--- Data lines ---

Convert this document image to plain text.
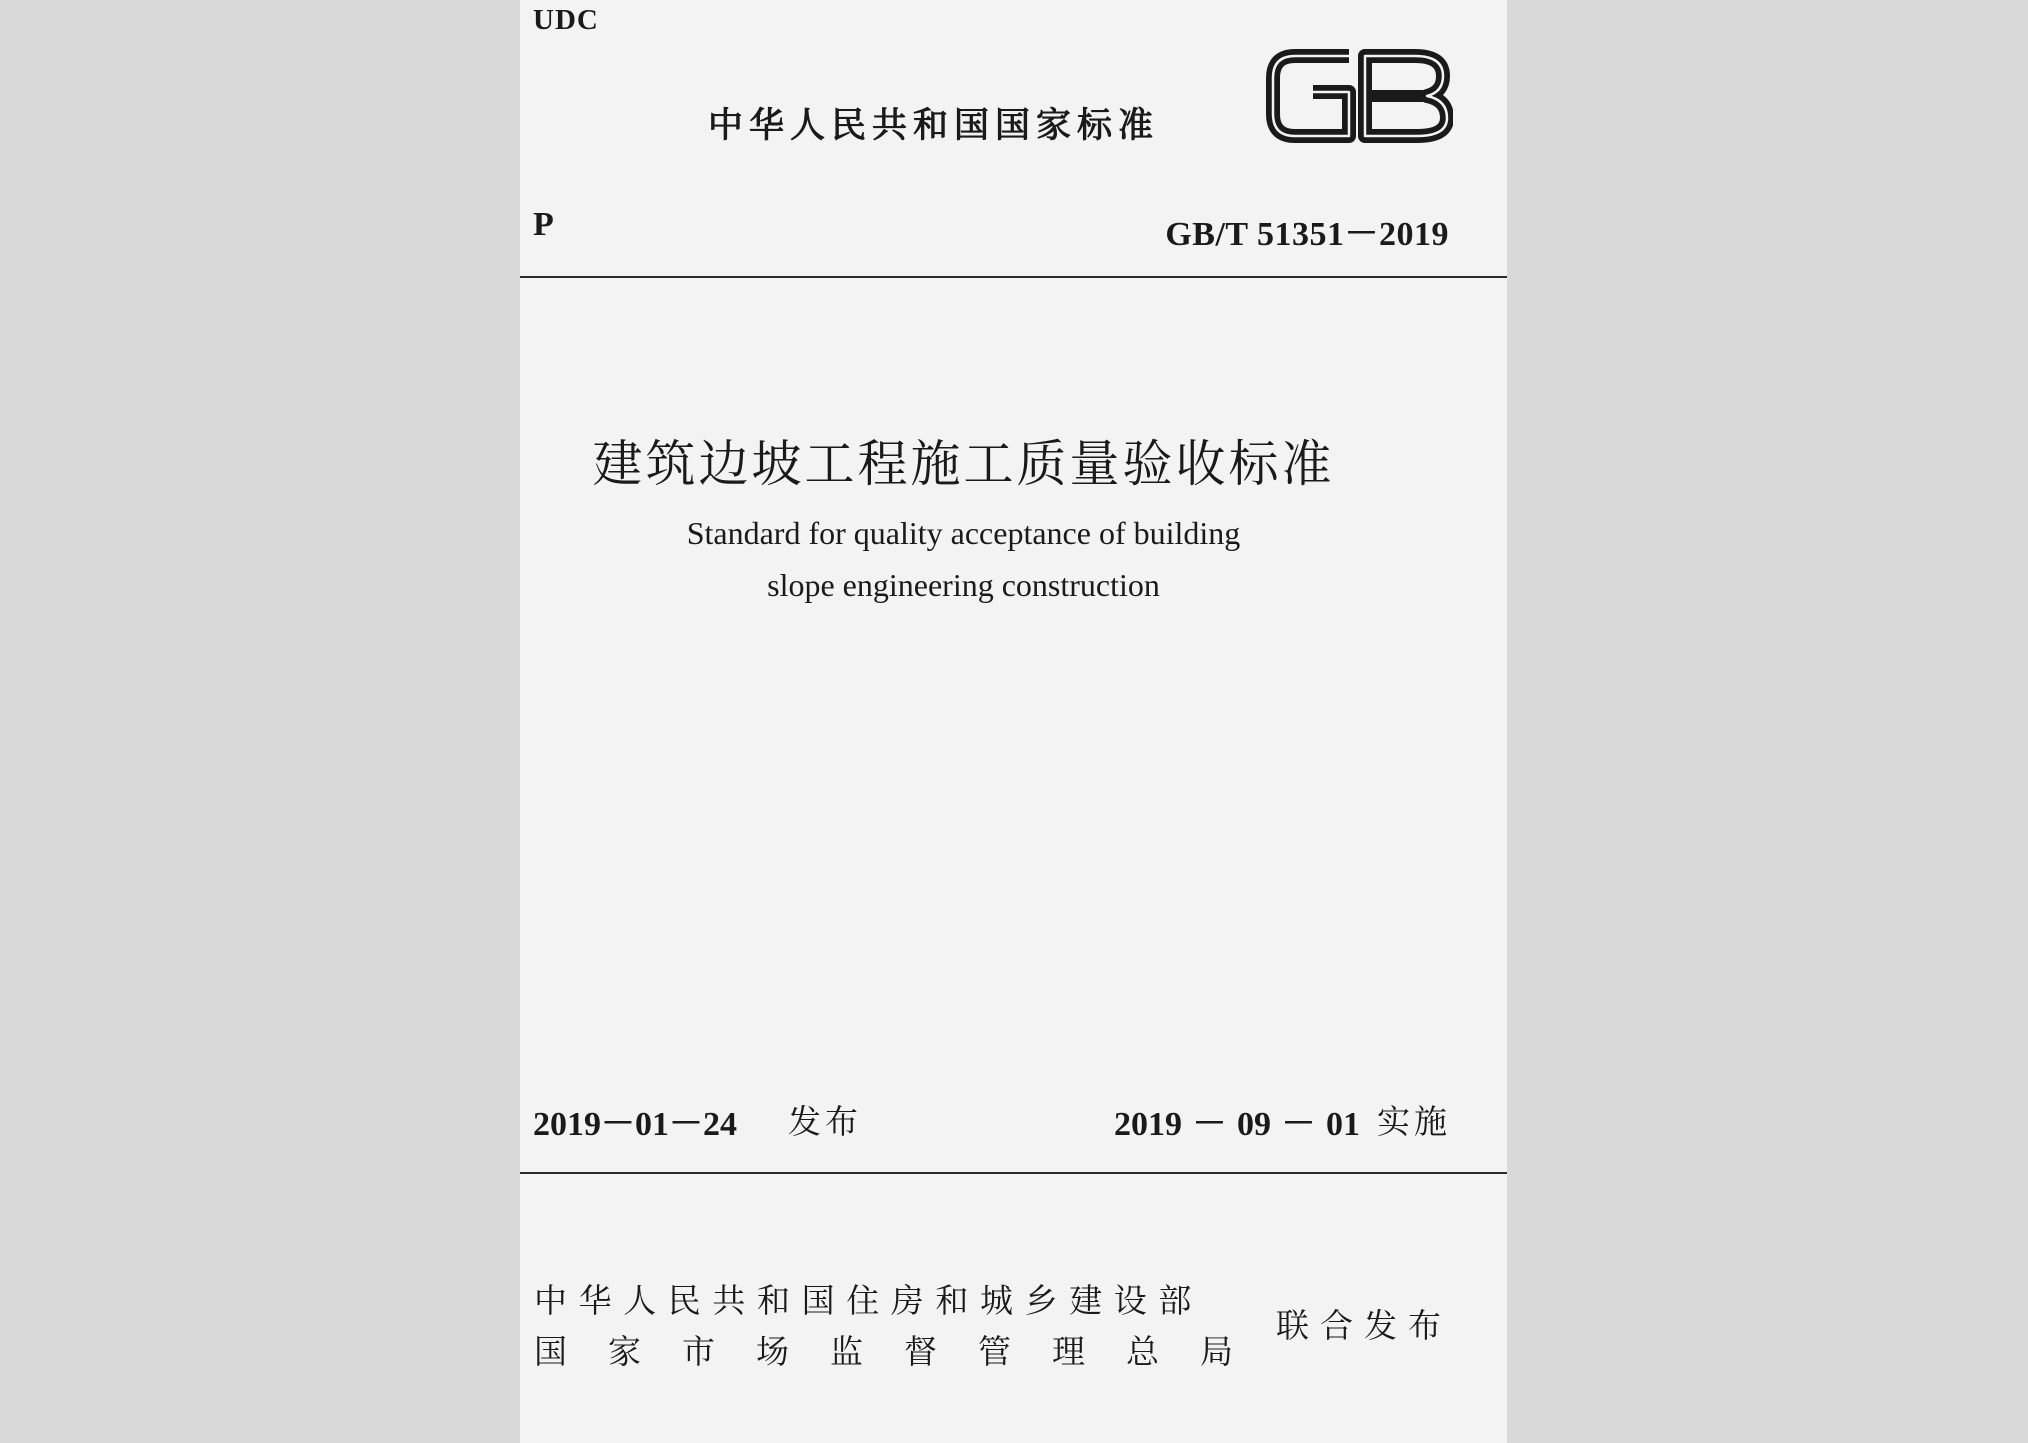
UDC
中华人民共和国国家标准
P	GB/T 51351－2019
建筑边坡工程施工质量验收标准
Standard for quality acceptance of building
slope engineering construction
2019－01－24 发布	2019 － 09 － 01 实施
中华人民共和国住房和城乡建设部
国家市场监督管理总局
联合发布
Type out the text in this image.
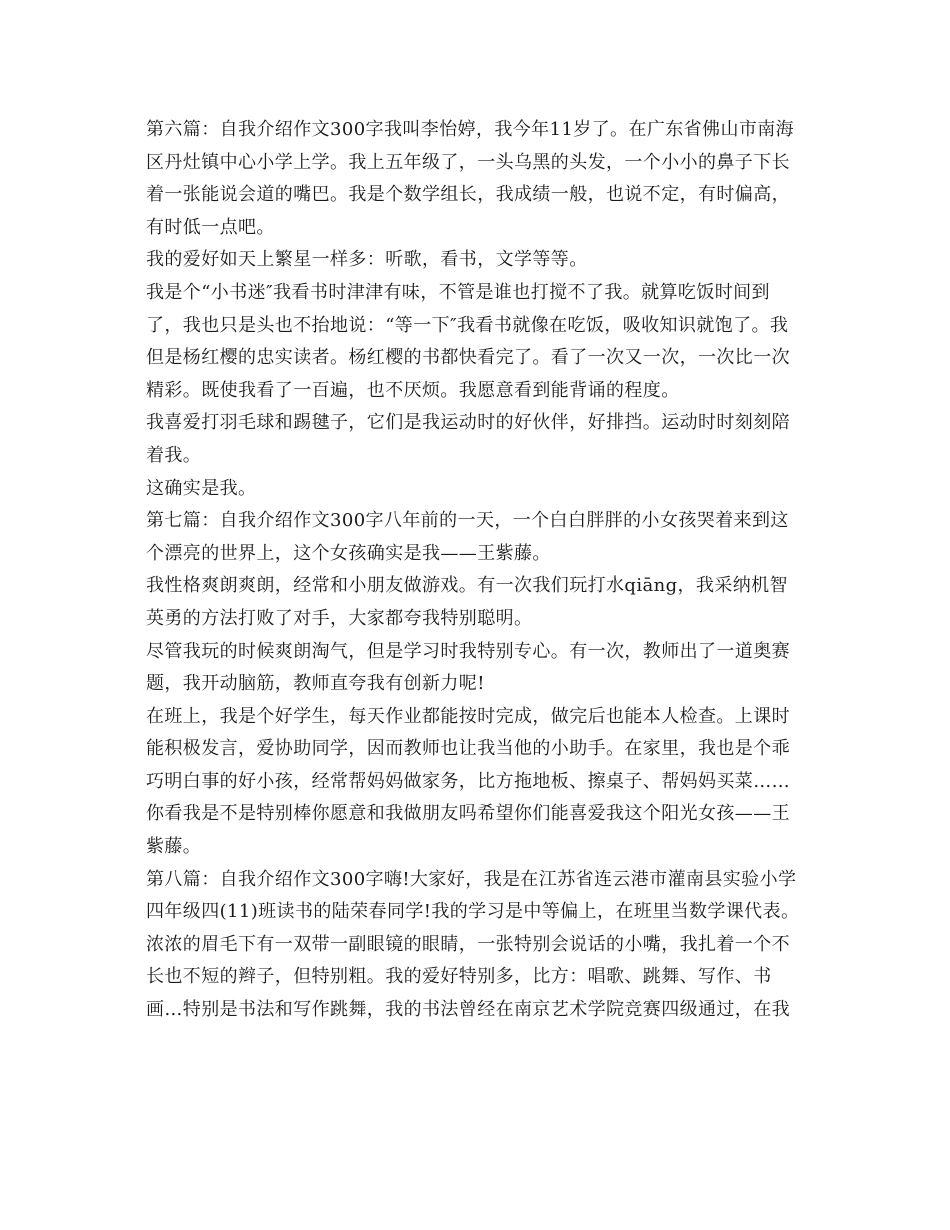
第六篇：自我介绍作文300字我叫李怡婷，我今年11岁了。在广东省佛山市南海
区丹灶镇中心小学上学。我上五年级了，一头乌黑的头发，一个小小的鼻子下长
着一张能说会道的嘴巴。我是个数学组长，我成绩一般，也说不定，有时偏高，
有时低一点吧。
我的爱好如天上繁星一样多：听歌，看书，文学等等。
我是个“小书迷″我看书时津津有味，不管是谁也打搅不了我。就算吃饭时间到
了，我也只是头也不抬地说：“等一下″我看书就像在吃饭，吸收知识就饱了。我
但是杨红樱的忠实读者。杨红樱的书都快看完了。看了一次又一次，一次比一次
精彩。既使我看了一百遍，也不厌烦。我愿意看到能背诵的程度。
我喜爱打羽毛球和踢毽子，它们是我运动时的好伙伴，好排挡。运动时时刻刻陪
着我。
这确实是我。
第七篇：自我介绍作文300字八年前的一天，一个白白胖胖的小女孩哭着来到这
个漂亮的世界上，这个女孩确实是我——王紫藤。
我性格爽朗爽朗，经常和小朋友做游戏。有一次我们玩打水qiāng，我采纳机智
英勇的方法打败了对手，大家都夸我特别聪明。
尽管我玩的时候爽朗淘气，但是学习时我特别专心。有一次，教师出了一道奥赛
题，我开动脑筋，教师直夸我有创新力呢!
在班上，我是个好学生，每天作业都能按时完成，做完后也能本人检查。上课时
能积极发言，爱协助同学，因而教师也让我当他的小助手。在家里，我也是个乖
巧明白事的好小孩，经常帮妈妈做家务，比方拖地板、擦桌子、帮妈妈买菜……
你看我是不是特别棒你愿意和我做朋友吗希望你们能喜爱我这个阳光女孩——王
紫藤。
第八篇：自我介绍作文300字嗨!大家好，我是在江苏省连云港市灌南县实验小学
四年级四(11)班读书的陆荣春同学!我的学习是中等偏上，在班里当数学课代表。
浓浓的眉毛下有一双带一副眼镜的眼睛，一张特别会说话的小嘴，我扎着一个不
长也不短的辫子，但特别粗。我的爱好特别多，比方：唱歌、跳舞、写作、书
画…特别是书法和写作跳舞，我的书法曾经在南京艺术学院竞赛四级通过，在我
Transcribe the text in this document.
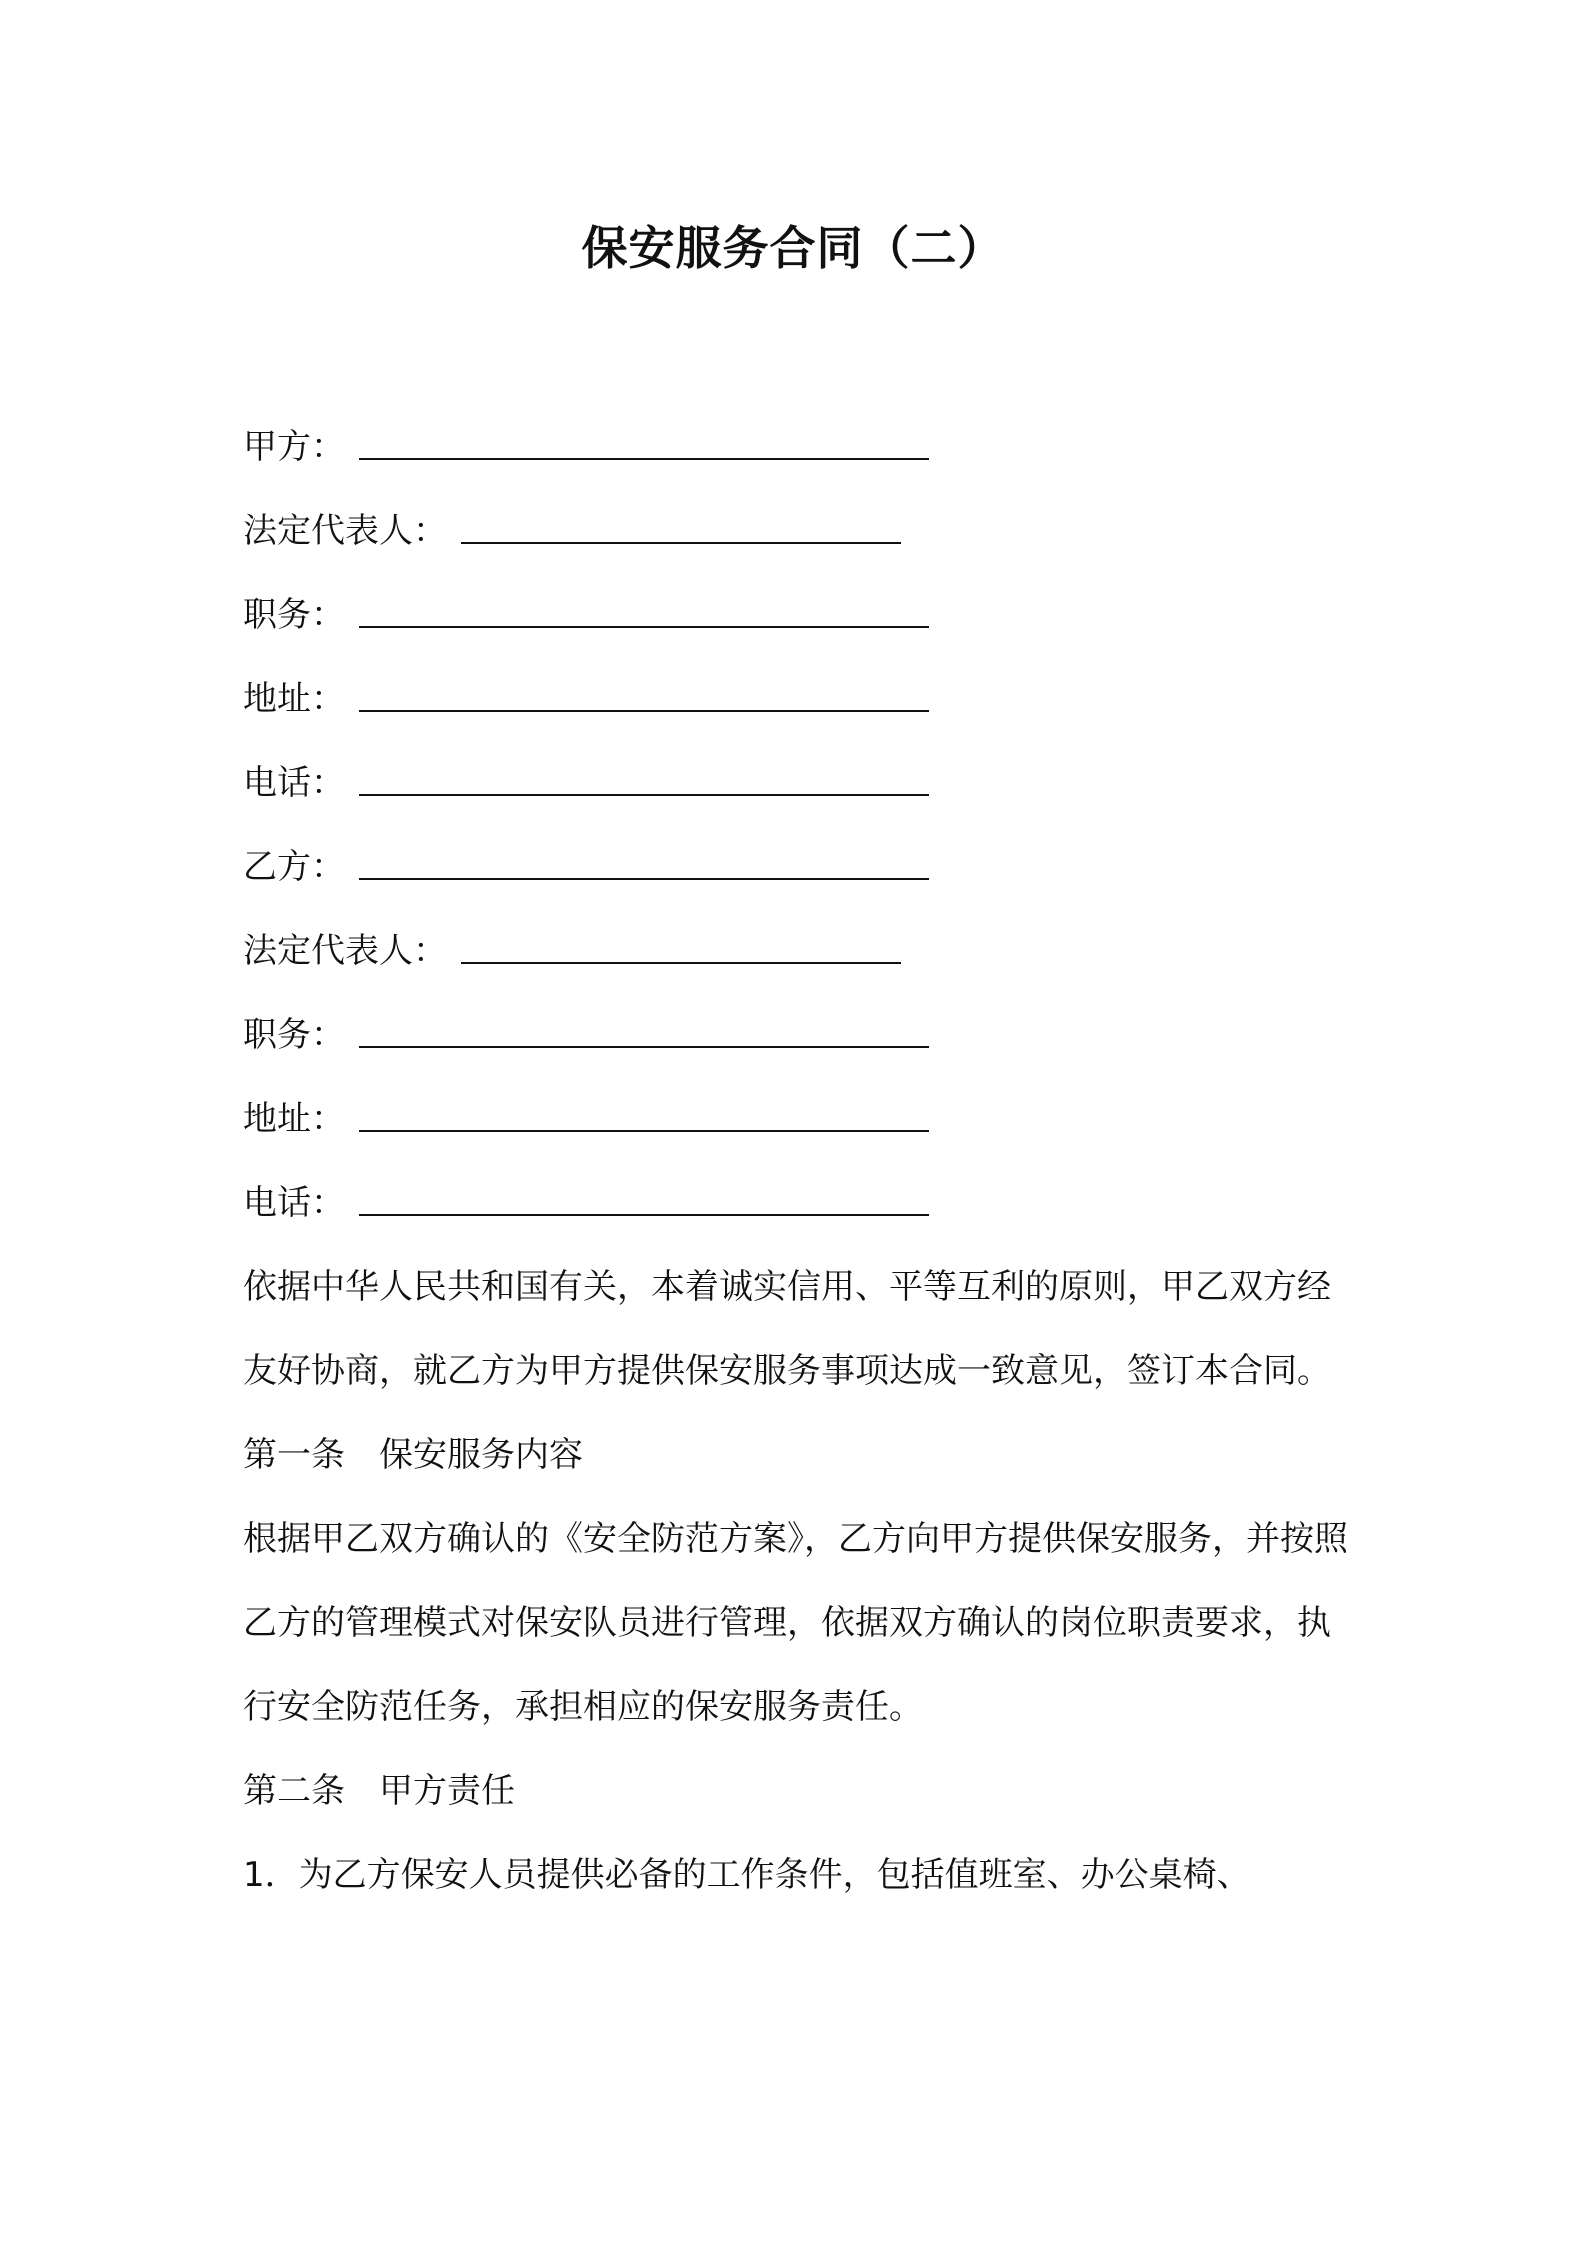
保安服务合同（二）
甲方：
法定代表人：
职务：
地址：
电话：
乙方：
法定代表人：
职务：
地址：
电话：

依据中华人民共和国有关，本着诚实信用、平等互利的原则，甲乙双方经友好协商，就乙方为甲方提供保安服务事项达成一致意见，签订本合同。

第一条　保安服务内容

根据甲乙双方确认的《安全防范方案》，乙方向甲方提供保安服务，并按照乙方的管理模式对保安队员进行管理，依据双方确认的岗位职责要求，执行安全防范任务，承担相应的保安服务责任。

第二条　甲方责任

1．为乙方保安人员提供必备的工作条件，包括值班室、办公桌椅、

---

Transcribe the material as is, with images omitted.

Convert this document image to plain text.
UDC
中华人民共和国国家标准
P	GB/T 51351－2019
建筑边坡工程施工质量验收标准
Standard for quality acceptance of building
slope engineering construction
2019－01－24 发布	2019 － 09 － 01 实施
中华人民共和国住房和城乡建设部
国家市场监督管理总局
联合发布
Type out the text in this image.
第六篇：自我介绍作文300字我叫李怡婷，我今年11岁了。在广东省佛山市南海
区丹灶镇中心小学上学。我上五年级了，一头乌黑的头发，一个小小的鼻子下长
着一张能说会道的嘴巴。我是个数学组长，我成绩一般，也说不定，有时偏高，
有时低一点吧。
我的爱好如天上繁星一样多：听歌，看书，文学等等。
我是个“小书迷″我看书时津津有味，不管是谁也打搅不了我。就算吃饭时间到
了，我也只是头也不抬地说：“等一下″我看书就像在吃饭，吸收知识就饱了。我
但是杨红樱的忠实读者。杨红樱的书都快看完了。看了一次又一次，一次比一次
精彩。既使我看了一百遍，也不厌烦。我愿意看到能背诵的程度。
我喜爱打羽毛球和踢毽子，它们是我运动时的好伙伴，好排挡。运动时时刻刻陪
着我。
这确实是我。
第七篇：自我介绍作文300字八年前的一天，一个白白胖胖的小女孩哭着来到这
个漂亮的世界上，这个女孩确实是我——王紫藤。
我性格爽朗爽朗，经常和小朋友做游戏。有一次我们玩打水qiāng，我采纳机智
英勇的方法打败了对手，大家都夸我特别聪明。
尽管我玩的时候爽朗淘气，但是学习时我特别专心。有一次，教师出了一道奥赛
题，我开动脑筋，教师直夸我有创新力呢!
在班上，我是个好学生，每天作业都能按时完成，做完后也能本人检查。上课时
能积极发言，爱协助同学，因而教师也让我当他的小助手。在家里，我也是个乖
巧明白事的好小孩，经常帮妈妈做家务，比方拖地板、擦桌子、帮妈妈买菜……
你看我是不是特别棒你愿意和我做朋友吗希望你们能喜爱我这个阳光女孩——王
紫藤。
第八篇：自我介绍作文300字嗨!大家好，我是在江苏省连云港市灌南县实验小学
四年级四(11)班读书的陆荣春同学!我的学习是中等偏上，在班里当数学课代表。
浓浓的眉毛下有一双带一副眼镜的眼睛，一张特别会说话的小嘴，我扎着一个不
长也不短的辫子，但特别粗。我的爱好特别多，比方：唱歌、跳舞、写作、书
画…特别是书法和写作跳舞，我的书法曾经在南京艺术学院竞赛四级通过，在我
Transcribe the text in this document.
保安服务合同（二）
甲方：
法定代表人：
职务：
地址：
电话：
乙方：
法定代表人：
职务：
地址：
电话：

依据中华人民共和国有关，本着诚实信用、平等互利的原则，甲乙双方经友好协商，就乙方为甲方提供保安服务事项达成一致意见，签订本合同。

第一条　保安服务内容

根据甲乙双方确认的《安全防范方案》，乙方向甲方提供保安服务，并按照乙方的管理模式对保安队员进行管理，依据双方确认的岗位职责要求，执行安全防范任务，承担相应的保安服务责任。

第二条　甲方责任

1．为乙方保安人员提供必备的工作条件，包括值班室、办公桌椅、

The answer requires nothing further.